→ TASK OBJECTIVE
In the records that follow, locate every line with "Plans" and extract it.

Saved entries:
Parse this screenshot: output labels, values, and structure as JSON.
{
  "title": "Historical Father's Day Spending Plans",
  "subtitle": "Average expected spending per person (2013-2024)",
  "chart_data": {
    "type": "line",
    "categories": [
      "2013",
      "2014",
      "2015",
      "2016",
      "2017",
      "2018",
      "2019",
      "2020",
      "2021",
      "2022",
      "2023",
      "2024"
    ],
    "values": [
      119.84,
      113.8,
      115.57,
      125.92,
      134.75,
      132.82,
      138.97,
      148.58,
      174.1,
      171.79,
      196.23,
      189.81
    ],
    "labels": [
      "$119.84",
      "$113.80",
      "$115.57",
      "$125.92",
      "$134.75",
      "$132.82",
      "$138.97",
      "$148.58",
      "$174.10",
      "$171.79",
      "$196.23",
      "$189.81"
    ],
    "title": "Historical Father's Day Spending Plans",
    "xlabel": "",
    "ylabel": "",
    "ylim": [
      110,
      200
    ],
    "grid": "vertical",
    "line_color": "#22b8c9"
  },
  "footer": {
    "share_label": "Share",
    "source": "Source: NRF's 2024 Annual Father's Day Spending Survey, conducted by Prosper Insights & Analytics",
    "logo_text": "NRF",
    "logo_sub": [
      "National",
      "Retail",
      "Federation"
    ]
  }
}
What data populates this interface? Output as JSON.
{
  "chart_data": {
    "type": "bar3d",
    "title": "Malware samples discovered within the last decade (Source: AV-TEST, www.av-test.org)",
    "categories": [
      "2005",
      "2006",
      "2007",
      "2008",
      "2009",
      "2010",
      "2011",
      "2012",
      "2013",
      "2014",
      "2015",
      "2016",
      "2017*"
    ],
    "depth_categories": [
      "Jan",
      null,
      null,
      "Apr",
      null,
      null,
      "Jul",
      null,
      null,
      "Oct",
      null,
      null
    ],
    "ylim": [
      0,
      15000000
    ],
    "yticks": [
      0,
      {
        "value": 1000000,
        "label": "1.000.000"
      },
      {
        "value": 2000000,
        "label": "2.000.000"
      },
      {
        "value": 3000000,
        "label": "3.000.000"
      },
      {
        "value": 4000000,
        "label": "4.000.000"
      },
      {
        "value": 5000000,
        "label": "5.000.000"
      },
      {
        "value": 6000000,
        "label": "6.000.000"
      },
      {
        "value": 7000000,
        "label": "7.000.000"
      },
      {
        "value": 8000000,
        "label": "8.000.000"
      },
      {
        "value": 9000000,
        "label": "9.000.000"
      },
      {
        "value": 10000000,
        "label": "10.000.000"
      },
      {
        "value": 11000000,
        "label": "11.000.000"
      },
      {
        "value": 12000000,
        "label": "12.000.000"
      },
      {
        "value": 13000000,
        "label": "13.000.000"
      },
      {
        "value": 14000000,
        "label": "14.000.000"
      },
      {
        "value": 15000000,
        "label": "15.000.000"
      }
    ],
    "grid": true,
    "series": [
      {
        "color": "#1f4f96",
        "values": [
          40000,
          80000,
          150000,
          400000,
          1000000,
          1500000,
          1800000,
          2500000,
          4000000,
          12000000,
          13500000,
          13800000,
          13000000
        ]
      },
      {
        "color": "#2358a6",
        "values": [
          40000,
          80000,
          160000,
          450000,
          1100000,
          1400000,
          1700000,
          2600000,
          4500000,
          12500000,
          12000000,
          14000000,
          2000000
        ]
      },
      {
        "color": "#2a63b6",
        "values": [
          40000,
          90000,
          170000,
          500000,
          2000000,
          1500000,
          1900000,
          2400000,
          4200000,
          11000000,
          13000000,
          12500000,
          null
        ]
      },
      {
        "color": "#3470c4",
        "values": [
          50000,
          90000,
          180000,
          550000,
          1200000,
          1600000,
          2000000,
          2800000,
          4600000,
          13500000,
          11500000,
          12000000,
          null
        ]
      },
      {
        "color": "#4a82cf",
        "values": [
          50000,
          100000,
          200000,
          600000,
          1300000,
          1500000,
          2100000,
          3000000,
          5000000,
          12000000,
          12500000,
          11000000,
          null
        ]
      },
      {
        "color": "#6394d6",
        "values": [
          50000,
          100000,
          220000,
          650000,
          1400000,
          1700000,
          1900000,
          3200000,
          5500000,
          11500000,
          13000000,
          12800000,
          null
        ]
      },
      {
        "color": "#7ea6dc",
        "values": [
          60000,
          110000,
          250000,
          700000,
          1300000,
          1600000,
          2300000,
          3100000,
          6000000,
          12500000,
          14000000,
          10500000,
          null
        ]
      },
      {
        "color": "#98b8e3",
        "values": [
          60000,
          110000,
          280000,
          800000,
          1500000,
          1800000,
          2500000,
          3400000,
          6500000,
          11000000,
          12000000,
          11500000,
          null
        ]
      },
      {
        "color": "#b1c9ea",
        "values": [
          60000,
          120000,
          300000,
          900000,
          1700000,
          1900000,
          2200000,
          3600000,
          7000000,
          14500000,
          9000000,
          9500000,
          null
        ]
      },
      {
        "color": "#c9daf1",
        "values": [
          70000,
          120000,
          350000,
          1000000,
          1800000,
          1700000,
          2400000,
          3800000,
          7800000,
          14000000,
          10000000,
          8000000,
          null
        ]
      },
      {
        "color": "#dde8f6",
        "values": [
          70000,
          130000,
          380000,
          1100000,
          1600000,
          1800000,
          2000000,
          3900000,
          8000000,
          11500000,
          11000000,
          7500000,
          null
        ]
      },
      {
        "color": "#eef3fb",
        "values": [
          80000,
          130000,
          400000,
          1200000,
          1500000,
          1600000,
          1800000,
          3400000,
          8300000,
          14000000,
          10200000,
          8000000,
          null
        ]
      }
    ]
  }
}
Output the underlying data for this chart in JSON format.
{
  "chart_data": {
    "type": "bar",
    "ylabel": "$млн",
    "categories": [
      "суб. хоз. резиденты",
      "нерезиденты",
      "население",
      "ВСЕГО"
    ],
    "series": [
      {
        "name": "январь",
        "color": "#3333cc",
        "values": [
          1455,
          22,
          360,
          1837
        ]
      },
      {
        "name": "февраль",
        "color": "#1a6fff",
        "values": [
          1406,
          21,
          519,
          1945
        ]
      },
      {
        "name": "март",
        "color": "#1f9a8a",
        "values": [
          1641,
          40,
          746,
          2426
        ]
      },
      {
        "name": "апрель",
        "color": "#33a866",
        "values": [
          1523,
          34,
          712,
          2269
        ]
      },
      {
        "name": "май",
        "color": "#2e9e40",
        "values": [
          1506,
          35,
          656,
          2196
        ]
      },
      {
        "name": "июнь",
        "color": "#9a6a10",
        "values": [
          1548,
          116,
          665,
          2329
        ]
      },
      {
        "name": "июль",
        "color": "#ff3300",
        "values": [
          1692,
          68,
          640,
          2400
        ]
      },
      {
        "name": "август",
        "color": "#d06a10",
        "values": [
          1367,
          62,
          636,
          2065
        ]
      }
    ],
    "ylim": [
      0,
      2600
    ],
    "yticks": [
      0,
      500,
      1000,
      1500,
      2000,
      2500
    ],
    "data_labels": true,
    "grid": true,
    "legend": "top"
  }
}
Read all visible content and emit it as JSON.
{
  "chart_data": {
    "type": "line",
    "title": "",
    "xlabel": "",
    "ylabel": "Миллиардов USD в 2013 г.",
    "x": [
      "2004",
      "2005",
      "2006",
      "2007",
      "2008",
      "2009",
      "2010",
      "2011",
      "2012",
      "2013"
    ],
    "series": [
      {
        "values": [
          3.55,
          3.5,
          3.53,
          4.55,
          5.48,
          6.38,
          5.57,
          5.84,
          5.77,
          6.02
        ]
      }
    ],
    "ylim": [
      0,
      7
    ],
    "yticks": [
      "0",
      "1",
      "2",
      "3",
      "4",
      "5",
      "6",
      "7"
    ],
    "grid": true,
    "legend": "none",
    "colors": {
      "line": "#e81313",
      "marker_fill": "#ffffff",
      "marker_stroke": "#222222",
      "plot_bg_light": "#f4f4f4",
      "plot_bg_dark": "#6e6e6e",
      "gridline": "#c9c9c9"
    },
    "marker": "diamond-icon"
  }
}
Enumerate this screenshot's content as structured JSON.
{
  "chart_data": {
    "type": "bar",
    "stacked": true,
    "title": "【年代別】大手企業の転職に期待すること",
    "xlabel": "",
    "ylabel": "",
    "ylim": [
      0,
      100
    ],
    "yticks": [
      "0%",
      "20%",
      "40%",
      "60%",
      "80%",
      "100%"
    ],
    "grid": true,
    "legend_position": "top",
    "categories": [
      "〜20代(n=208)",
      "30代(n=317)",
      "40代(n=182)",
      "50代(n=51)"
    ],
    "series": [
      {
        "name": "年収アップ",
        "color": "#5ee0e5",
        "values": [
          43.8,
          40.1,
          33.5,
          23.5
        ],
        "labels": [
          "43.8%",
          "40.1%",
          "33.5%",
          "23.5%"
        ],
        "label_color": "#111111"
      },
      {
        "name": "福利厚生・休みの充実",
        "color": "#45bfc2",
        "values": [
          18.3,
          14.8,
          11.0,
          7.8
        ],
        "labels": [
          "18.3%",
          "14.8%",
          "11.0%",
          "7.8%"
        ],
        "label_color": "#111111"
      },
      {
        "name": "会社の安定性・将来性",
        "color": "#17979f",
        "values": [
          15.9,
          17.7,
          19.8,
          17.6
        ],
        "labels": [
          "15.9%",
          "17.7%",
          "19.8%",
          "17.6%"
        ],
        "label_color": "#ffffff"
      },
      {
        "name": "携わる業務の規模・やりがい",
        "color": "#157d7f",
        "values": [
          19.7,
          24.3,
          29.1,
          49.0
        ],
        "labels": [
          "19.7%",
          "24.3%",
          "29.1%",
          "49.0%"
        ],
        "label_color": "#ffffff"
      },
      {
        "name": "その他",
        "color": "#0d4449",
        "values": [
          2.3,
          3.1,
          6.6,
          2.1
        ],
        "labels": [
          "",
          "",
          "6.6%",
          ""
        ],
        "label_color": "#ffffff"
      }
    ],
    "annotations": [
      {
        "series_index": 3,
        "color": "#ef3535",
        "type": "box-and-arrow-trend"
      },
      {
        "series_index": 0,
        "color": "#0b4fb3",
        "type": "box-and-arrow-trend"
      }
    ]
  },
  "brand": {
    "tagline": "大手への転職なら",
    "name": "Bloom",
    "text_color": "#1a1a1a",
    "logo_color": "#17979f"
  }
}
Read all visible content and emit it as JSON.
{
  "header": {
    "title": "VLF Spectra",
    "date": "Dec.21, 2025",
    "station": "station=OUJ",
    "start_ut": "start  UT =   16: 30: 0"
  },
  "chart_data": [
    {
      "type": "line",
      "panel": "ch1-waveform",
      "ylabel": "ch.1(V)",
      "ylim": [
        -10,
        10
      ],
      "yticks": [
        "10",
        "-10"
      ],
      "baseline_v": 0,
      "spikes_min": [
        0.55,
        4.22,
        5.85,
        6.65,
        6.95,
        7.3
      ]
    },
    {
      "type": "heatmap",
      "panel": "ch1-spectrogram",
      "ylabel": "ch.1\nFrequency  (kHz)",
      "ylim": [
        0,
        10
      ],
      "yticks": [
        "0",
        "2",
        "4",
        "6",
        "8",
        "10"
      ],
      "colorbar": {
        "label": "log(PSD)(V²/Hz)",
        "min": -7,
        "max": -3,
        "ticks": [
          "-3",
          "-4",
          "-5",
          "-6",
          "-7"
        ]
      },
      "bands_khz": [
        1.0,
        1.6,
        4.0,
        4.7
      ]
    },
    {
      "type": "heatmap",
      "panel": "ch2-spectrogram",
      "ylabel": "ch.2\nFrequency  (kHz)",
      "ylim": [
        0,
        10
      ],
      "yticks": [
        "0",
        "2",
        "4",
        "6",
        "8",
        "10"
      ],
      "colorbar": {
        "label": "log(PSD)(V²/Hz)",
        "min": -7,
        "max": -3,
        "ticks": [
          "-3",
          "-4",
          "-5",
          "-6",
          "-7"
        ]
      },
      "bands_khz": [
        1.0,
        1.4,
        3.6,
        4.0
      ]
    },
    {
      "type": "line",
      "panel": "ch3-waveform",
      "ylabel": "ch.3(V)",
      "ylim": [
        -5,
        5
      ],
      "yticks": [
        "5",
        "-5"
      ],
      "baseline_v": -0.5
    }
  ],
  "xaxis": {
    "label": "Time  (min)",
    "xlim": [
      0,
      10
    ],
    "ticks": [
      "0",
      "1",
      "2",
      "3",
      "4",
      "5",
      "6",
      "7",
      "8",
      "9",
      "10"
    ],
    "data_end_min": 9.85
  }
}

→ SOLUTION TO THE EXERCISE
  "title": "Historical Father's Day Spending Plans",
    "title": "Historical Father's Day Spending Plans",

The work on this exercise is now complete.